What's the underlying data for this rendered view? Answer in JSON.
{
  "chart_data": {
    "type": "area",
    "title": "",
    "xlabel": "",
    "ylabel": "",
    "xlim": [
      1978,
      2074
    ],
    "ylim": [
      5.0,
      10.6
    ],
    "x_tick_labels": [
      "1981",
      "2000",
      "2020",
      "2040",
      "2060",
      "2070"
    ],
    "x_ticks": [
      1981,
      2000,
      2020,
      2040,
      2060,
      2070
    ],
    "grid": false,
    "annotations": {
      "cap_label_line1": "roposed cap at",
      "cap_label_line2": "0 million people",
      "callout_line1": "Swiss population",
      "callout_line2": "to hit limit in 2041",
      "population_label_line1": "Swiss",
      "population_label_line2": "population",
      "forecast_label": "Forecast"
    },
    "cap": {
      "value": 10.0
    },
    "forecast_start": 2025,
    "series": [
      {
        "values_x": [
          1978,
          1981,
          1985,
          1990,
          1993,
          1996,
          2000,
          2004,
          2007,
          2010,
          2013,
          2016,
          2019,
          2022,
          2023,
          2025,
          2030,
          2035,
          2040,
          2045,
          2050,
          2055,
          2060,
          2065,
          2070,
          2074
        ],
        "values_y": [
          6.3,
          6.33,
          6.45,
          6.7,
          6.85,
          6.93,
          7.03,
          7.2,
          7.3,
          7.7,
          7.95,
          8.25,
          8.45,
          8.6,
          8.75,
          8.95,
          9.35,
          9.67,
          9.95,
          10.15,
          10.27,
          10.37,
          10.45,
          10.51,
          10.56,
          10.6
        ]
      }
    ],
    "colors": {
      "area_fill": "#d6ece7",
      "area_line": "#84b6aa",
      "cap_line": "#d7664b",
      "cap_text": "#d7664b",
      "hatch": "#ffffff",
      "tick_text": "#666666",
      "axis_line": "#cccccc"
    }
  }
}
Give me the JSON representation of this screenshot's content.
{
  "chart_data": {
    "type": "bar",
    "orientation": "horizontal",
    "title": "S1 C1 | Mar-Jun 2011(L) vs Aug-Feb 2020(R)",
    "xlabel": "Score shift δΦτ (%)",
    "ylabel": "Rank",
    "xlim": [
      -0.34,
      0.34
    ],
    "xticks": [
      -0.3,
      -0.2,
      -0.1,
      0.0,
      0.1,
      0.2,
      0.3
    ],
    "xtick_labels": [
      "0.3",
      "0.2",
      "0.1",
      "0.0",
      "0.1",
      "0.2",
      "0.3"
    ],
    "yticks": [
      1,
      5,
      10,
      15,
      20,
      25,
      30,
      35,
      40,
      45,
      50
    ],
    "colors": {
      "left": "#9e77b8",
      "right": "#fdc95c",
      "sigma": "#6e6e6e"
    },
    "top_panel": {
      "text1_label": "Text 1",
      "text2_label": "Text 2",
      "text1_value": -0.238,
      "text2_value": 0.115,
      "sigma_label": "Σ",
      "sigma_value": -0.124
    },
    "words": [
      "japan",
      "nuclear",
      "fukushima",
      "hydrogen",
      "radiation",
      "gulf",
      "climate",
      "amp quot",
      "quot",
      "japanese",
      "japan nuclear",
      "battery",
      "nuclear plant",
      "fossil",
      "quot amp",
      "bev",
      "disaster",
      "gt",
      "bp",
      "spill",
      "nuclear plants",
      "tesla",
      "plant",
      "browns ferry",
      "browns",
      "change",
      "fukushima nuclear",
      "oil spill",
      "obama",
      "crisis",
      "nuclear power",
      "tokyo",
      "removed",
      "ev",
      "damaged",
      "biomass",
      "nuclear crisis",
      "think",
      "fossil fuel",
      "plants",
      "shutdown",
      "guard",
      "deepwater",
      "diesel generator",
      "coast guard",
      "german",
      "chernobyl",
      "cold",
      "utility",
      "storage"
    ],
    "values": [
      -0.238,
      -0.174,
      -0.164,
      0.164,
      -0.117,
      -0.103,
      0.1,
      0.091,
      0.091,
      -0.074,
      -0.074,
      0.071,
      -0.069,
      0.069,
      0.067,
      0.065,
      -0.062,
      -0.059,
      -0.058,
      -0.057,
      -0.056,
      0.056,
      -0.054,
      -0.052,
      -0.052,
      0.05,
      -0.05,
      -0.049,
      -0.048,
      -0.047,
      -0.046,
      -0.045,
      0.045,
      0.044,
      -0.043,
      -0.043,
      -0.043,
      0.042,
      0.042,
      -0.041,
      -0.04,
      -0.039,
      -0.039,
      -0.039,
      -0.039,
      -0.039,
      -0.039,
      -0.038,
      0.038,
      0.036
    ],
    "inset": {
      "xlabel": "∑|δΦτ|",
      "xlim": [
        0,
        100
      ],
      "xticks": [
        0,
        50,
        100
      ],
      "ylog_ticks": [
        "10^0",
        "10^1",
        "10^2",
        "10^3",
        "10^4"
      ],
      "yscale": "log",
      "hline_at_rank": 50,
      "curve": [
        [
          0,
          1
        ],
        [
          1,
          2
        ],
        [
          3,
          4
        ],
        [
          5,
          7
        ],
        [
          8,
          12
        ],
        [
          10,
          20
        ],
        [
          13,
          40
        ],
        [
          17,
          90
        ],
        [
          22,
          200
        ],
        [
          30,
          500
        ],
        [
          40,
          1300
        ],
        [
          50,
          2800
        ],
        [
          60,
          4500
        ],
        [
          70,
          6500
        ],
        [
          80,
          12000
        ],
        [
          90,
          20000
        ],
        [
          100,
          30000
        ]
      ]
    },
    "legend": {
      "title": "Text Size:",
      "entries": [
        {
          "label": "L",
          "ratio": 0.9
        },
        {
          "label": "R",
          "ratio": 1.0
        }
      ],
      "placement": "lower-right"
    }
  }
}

* What you should do:
Using the entries above, find all lines with "right". Copy them.

* Result:
      "right": "#fdc95c",
      "placement": "lower-right"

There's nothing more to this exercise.